### EXERCISE DIRECTIONS
Using the records below, locate all lines containing "your" and return them.

(Extracted data entries)
━━━━━━━━━━
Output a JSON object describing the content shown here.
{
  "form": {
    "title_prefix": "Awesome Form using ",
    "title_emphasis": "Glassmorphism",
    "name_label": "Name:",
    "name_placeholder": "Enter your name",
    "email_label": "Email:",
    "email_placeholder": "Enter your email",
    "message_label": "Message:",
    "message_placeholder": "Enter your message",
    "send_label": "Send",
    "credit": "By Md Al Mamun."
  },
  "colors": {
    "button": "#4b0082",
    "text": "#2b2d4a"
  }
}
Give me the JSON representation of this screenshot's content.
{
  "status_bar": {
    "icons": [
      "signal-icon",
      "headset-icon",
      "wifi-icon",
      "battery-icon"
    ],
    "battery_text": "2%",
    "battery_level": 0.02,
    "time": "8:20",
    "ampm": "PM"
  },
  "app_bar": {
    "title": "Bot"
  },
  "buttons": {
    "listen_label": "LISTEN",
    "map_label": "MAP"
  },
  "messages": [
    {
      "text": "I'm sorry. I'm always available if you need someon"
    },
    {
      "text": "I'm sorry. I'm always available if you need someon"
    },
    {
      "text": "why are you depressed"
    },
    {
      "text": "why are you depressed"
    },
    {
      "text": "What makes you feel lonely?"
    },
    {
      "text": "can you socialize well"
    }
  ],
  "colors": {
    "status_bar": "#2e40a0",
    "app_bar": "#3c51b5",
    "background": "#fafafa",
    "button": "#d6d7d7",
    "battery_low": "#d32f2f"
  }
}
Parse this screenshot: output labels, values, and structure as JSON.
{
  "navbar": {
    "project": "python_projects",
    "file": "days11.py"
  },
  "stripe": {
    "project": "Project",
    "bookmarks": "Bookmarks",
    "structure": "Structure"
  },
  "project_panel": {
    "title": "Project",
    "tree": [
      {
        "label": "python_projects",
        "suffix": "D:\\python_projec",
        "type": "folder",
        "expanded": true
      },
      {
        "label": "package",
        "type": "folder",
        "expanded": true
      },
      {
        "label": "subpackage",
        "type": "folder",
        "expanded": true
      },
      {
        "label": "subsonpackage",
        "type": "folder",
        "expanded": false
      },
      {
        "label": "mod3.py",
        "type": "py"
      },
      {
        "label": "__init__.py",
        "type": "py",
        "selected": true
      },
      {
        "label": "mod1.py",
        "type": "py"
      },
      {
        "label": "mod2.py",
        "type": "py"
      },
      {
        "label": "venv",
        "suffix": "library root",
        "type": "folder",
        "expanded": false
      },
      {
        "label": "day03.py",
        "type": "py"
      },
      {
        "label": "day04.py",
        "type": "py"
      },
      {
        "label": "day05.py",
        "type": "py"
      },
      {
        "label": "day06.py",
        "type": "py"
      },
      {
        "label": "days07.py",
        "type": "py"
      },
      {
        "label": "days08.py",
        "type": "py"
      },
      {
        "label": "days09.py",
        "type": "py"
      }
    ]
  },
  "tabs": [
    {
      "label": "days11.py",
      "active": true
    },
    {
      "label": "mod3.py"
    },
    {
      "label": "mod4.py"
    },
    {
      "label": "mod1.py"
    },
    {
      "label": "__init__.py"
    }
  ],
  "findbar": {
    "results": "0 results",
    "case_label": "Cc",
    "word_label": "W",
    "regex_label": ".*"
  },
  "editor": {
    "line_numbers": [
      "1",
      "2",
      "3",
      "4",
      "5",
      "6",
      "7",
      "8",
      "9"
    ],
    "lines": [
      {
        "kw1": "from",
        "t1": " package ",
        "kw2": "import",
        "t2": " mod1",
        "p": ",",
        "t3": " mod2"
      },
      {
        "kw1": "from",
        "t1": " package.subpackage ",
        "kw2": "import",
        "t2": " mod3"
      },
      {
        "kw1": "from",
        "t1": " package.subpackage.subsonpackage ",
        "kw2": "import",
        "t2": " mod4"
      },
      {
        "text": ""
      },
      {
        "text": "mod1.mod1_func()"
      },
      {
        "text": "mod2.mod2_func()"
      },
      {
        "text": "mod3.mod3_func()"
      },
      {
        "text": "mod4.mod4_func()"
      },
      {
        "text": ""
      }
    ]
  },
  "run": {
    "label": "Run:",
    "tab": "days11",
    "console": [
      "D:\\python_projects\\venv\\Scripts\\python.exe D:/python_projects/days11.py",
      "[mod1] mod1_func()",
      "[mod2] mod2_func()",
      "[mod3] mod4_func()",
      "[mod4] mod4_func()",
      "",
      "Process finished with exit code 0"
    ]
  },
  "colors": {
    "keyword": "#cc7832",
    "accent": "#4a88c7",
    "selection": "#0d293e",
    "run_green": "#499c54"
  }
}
━━━━━━━━━━
### RESULT BELOW
    "name_placeholder": "Enter your name",
    "email_placeholder": "Enter your email",
    "message_placeholder": "Enter your message",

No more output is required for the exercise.